[Dataset entries]
_____

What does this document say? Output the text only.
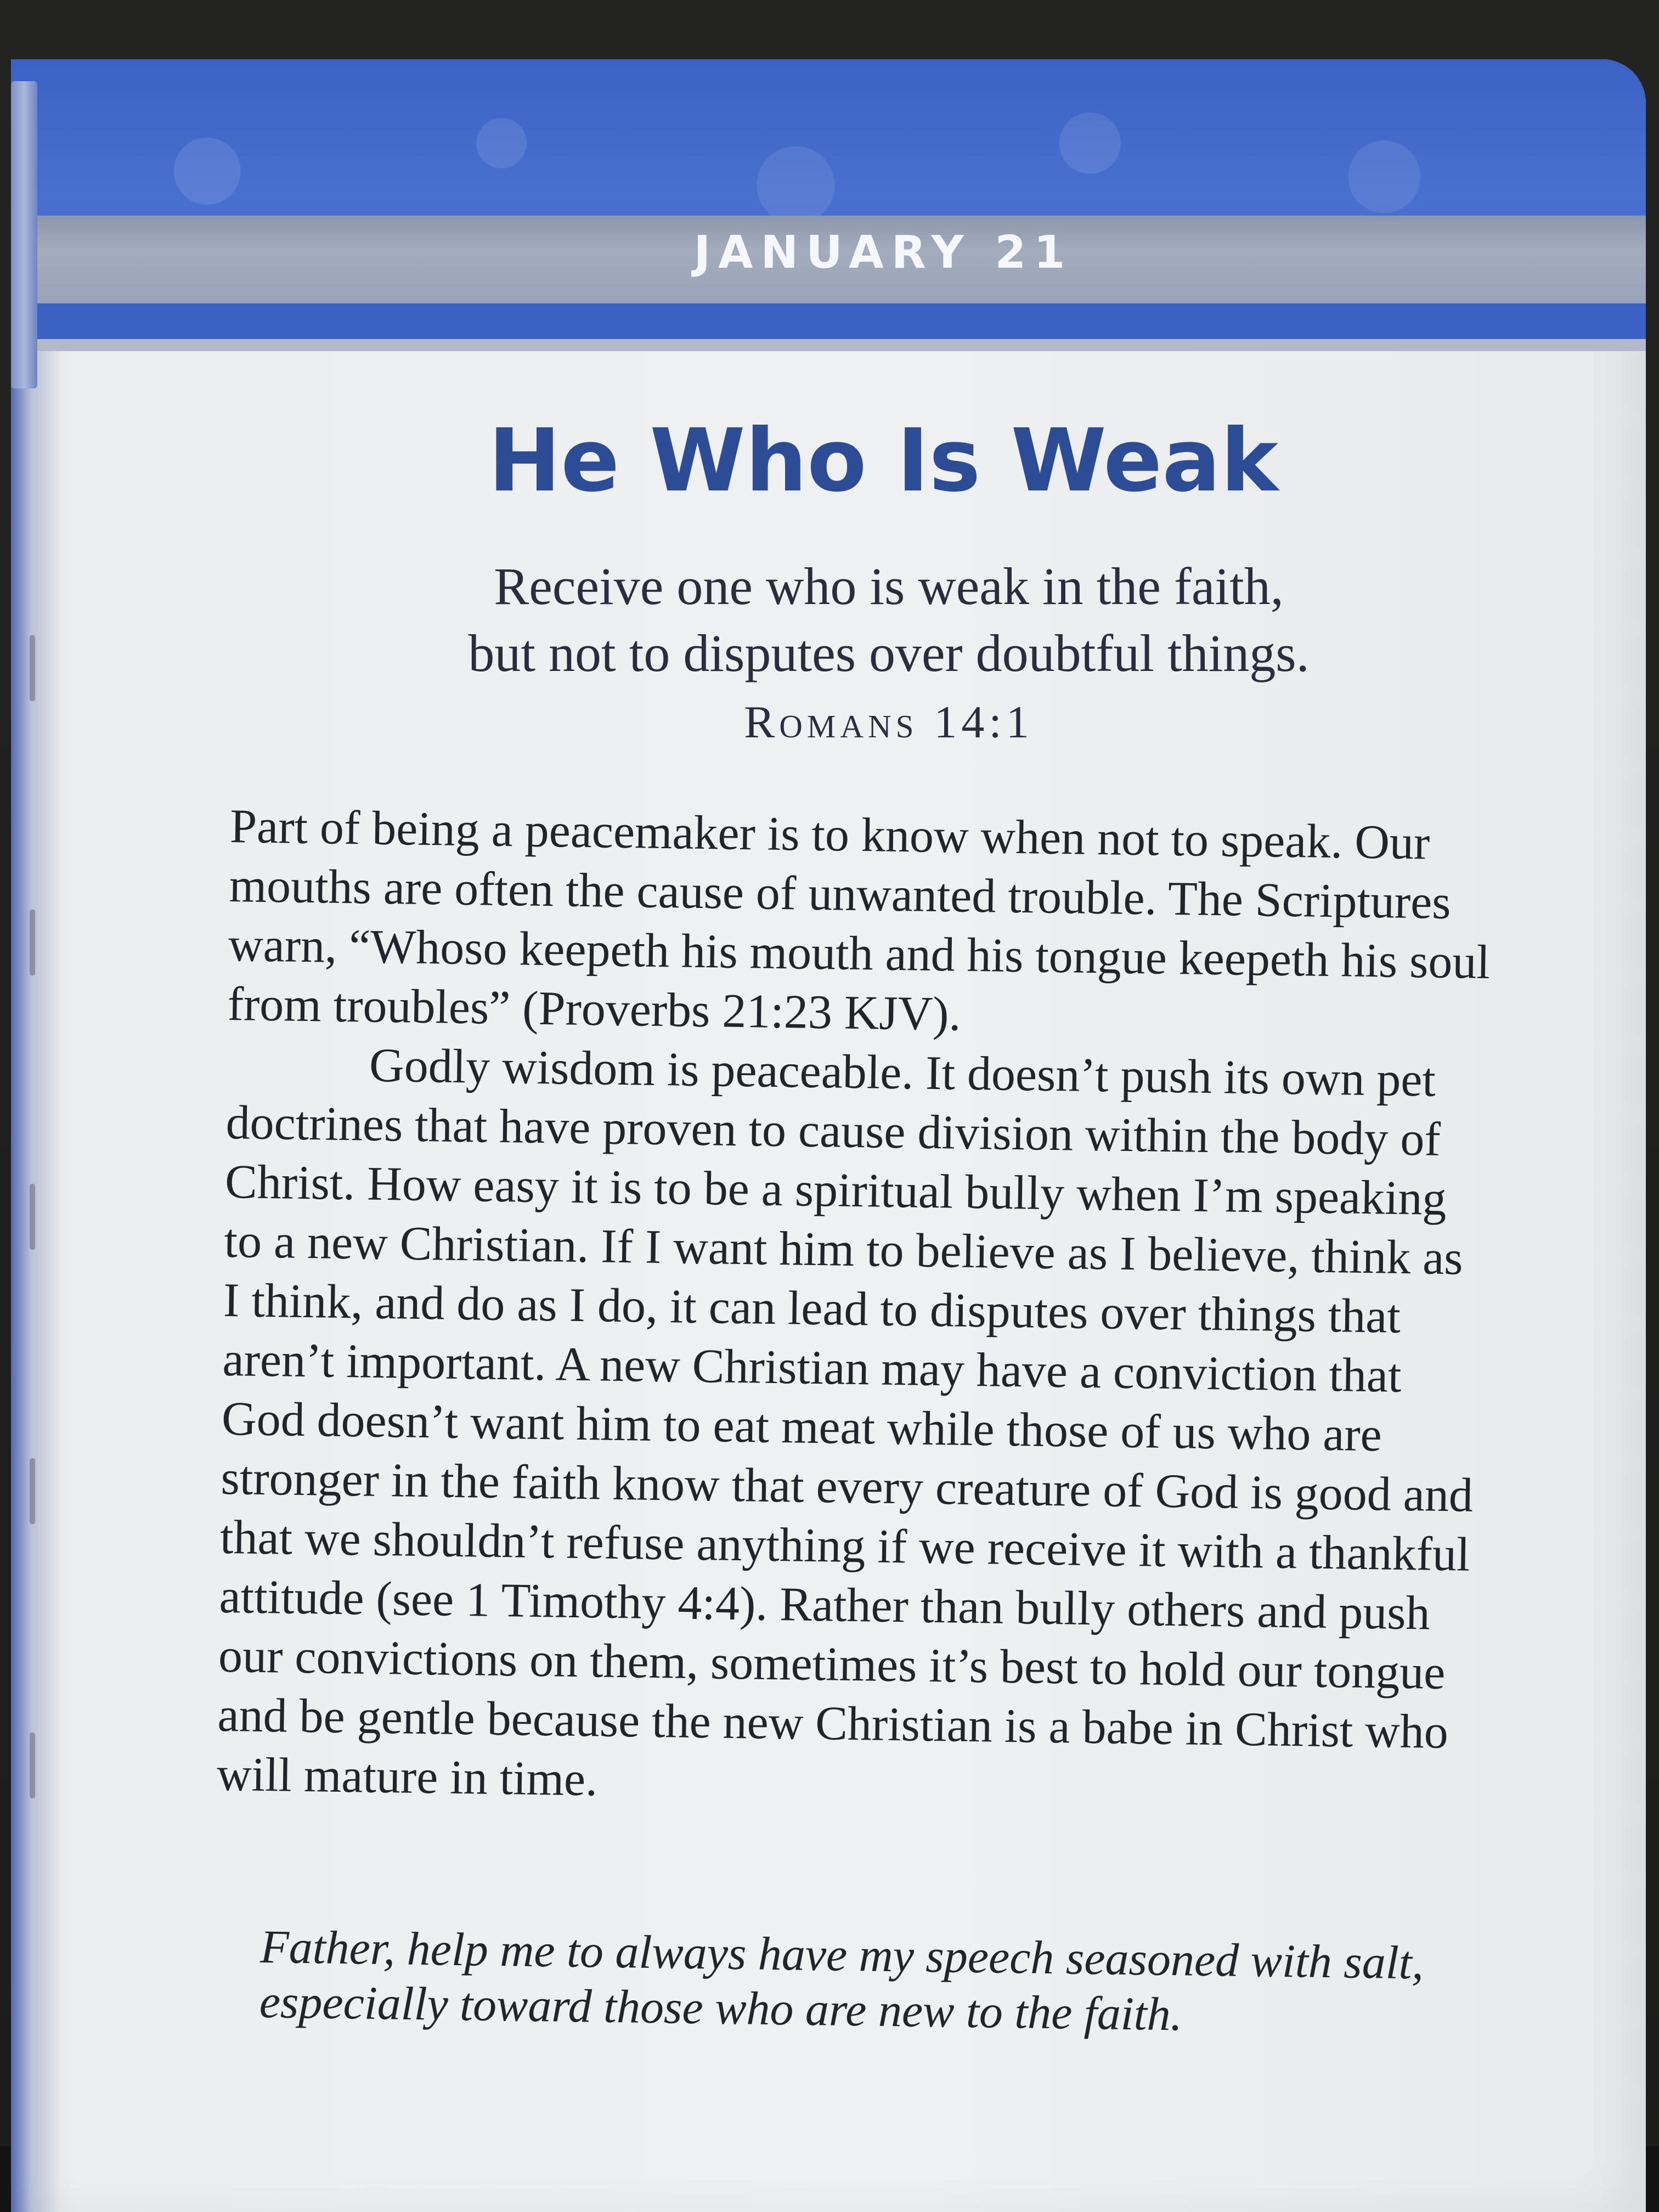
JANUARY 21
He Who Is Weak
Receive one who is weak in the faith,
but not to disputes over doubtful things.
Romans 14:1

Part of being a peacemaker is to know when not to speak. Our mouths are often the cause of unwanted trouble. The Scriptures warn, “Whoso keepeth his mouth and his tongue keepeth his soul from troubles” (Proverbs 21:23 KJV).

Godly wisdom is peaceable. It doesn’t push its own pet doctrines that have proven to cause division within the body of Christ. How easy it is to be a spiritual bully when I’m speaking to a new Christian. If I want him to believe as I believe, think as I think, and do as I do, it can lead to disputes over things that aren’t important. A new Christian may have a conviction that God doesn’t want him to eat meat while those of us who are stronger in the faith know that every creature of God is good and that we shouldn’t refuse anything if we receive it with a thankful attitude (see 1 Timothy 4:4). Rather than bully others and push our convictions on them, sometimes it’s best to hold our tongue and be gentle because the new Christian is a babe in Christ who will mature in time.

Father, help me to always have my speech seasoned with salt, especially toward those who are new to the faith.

_____

▶ WHAT IS REQUIRED:
Your copy of the data should match it exactly, except that pictures are left out.

▶ ANSWER IN FULL:
What does this document say? Output the text only.
JANUARY 21
He Who Is Weak
Receive one who is weak in the faith,
but not to disputes over doubtful things.
Romans 14:1

Part of being a peacemaker is to know when not to speak. Our mouths are often the cause of unwanted trouble. The Scriptures warn, “Whoso keepeth his mouth and his tongue keepeth his soul from troubles” (Proverbs 21:23 KJV).

Godly wisdom is peaceable. It doesn’t push its own pet doctrines that have proven to cause division within the body of Christ. How easy it is to be a spiritual bully when I’m speaking to a new Christian. If I want him to believe as I believe, think as I think, and do as I do, it can lead to disputes over things that aren’t important. A new Christian may have a conviction that God doesn’t want him to eat meat while those of us who are stronger in the faith know that every creature of God is good and that we shouldn’t refuse anything if we receive it with a thankful attitude (see 1 Timothy 4:4). Rather than bully others and push our convictions on them, sometimes it’s best to hold our tongue and be gentle because the new Christian is a babe in Christ who will mature in time.

Father, help me to always have my speech seasoned with salt, especially toward those who are new to the faith.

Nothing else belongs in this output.